▸ **Your instructions**
How many of the lines here include "Image"? Answer with a single number.

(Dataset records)
=-=-=
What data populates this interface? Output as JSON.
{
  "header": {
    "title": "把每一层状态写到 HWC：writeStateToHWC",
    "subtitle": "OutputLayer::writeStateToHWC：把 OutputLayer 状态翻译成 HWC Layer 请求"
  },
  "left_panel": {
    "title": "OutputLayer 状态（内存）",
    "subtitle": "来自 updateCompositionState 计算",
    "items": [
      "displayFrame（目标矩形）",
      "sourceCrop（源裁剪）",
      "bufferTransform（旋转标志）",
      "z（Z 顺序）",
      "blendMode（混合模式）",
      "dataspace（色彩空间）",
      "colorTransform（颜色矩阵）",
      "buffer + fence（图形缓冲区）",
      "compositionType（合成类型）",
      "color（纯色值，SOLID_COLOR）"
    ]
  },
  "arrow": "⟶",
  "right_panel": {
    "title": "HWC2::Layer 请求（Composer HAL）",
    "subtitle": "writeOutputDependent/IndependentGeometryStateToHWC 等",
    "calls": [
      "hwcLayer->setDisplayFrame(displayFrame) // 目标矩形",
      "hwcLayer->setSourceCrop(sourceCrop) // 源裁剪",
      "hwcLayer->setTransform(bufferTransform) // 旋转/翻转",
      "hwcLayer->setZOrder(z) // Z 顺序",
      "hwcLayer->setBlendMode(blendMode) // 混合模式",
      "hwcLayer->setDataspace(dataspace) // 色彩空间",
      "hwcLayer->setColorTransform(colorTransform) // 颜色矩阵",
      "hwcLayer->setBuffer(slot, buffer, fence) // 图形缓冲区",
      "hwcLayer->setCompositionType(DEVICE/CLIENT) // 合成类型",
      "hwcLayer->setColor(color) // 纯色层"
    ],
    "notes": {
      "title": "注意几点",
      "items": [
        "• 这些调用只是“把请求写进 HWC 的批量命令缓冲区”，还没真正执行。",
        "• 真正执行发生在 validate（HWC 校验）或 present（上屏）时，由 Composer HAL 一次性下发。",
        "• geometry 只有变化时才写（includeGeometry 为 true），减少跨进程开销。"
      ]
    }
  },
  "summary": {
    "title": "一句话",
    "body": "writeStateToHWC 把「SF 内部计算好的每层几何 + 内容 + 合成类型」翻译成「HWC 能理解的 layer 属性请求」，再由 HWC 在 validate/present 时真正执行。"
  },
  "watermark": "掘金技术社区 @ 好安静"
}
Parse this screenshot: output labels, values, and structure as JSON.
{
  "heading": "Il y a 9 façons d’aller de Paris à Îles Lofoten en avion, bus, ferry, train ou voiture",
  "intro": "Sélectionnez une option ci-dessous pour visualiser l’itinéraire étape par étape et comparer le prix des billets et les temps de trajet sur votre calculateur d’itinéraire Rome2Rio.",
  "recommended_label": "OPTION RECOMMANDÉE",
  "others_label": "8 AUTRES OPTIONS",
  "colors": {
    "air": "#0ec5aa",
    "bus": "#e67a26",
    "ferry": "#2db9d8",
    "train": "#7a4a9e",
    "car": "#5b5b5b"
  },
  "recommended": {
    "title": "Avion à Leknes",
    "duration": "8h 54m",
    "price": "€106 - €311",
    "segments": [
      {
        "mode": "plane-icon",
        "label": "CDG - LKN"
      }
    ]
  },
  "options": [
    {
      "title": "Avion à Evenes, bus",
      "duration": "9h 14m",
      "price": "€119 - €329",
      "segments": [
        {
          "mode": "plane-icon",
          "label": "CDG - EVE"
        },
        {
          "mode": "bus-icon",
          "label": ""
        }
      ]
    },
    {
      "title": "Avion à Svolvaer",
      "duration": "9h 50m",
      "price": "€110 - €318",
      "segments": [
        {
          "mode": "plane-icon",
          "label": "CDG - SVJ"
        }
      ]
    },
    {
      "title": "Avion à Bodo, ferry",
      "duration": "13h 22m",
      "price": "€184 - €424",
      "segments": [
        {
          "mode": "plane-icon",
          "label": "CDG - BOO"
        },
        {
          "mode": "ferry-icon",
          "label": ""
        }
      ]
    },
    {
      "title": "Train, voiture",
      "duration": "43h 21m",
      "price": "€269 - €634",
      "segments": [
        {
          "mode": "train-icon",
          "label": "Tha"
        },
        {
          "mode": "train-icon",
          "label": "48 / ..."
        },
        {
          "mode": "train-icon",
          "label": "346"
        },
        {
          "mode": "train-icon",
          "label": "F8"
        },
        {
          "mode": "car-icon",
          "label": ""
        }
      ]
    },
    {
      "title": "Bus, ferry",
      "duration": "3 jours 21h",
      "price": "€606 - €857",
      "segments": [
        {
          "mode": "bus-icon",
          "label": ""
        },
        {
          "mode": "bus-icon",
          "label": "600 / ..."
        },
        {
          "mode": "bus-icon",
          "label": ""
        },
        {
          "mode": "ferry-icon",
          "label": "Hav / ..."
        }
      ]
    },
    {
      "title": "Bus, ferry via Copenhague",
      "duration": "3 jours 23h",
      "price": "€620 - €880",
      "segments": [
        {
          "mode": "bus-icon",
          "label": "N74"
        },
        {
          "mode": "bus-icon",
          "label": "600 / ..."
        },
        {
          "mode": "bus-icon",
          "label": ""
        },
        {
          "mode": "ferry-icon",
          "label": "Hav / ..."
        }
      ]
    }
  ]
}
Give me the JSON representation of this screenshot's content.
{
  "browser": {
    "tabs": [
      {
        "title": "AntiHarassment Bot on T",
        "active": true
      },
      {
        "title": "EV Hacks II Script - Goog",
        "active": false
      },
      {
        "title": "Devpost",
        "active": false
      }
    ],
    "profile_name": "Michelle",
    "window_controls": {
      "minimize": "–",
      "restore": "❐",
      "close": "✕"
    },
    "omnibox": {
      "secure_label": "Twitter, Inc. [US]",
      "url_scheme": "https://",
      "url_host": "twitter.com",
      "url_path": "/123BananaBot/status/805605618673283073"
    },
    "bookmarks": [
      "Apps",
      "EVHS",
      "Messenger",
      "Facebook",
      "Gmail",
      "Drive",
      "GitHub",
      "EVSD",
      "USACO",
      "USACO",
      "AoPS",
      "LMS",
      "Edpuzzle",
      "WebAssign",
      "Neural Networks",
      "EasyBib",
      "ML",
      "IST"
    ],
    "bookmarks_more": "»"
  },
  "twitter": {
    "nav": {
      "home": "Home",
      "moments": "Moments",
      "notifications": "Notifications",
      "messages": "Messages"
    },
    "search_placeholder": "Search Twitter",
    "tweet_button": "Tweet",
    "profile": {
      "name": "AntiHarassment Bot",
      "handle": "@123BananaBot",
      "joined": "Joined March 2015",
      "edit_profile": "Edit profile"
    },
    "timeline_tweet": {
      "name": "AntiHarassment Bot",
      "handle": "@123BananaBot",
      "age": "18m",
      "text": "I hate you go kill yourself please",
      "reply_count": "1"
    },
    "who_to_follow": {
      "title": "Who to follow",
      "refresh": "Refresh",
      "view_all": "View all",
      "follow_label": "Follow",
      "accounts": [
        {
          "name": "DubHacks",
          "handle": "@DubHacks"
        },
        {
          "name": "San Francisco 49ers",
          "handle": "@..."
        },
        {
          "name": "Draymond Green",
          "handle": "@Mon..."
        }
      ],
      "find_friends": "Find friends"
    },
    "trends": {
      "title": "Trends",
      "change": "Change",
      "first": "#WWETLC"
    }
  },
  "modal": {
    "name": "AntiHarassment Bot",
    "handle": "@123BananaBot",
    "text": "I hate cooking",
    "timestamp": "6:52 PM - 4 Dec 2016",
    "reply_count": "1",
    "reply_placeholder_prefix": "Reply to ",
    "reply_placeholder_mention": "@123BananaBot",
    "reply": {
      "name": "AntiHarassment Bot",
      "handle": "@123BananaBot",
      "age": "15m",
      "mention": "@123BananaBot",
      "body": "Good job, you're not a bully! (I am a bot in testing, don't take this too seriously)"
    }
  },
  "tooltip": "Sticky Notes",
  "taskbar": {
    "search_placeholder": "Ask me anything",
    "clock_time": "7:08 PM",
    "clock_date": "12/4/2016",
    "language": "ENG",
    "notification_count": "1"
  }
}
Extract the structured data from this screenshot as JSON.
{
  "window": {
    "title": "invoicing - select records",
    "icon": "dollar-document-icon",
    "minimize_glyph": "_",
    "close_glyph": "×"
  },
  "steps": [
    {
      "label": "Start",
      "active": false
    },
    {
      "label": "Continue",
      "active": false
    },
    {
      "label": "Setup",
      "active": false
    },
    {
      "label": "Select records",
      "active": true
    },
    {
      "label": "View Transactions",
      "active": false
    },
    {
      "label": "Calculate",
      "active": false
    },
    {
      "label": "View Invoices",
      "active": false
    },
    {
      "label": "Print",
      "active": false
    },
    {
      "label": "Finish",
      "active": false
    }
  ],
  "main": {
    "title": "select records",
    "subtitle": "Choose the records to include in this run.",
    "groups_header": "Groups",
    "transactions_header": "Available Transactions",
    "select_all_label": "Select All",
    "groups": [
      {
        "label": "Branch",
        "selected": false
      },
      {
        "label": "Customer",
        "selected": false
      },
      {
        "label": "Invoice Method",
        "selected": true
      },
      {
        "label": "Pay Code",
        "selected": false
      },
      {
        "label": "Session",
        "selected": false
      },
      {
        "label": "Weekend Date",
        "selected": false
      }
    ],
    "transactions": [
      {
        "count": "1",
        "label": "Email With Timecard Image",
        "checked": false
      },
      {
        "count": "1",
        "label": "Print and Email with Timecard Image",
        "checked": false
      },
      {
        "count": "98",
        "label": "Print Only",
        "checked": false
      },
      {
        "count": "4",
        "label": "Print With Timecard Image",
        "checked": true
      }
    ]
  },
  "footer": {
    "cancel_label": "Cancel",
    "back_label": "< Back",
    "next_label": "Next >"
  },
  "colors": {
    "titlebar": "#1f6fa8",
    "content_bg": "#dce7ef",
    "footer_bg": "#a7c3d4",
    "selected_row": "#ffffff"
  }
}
=-=-=
▸ **Complete answer**
3